#### Task statement
Each entry below is to be printed verbatim.
/---
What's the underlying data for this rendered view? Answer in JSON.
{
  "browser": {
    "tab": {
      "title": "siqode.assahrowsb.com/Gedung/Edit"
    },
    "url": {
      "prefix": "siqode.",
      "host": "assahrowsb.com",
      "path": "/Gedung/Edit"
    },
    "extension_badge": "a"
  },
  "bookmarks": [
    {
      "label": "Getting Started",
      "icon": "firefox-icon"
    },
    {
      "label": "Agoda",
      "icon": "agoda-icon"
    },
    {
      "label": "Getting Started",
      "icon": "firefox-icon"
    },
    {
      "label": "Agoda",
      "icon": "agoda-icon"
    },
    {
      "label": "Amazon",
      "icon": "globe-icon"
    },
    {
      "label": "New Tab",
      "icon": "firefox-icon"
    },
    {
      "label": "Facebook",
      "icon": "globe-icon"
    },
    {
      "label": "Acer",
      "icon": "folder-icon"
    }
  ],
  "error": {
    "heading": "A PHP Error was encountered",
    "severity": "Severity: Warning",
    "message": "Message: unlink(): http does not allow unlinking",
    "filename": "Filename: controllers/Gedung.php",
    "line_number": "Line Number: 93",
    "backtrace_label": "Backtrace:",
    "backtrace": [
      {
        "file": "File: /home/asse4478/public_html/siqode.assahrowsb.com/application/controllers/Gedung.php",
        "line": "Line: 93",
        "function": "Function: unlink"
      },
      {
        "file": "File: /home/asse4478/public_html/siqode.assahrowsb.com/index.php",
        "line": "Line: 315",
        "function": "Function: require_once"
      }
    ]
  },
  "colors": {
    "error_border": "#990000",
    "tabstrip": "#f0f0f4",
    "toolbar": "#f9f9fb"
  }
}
\---
#### Response
What's the underlying data for this rendered view? Answer in JSON.
{
  "browser": {
    "tab": {
      "title": "siqode.assahrowsb.com/Gedung/Edit"
    },
    "url": {
      "prefix": "siqode.",
      "host": "assahrowsb.com",
      "path": "/Gedung/Edit"
    },
    "extension_badge": "a"
  },
  "bookmarks": [
    {
      "label": "Getting Started",
      "icon": "firefox-icon"
    },
    {
      "label": "Agoda",
      "icon": "agoda-icon"
    },
    {
      "label": "Getting Started",
      "icon": "firefox-icon"
    },
    {
      "label": "Agoda",
      "icon": "agoda-icon"
    },
    {
      "label": "Amazon",
      "icon": "globe-icon"
    },
    {
      "label": "New Tab",
      "icon": "firefox-icon"
    },
    {
      "label": "Facebook",
      "icon": "globe-icon"
    },
    {
      "label": "Acer",
      "icon": "folder-icon"
    }
  ],
  "error": {
    "heading": "A PHP Error was encountered",
    "severity": "Severity: Warning",
    "message": "Message: unlink(): http does not allow unlinking",
    "filename": "Filename: controllers/Gedung.php",
    "line_number": "Line Number: 93",
    "backtrace_label": "Backtrace:",
    "backtrace": [
      {
        "file": "File: /home/asse4478/public_html/siqode.assahrowsb.com/application/controllers/Gedung.php",
        "line": "Line: 93",
        "function": "Function: unlink"
      },
      {
        "file": "File: /home/asse4478/public_html/siqode.assahrowsb.com/index.php",
        "line": "Line: 315",
        "function": "Function: require_once"
      }
    ]
  },
  "colors": {
    "error_border": "#990000",
    "tabstrip": "#f0f0f4",
    "toolbar": "#f9f9fb"
  }
}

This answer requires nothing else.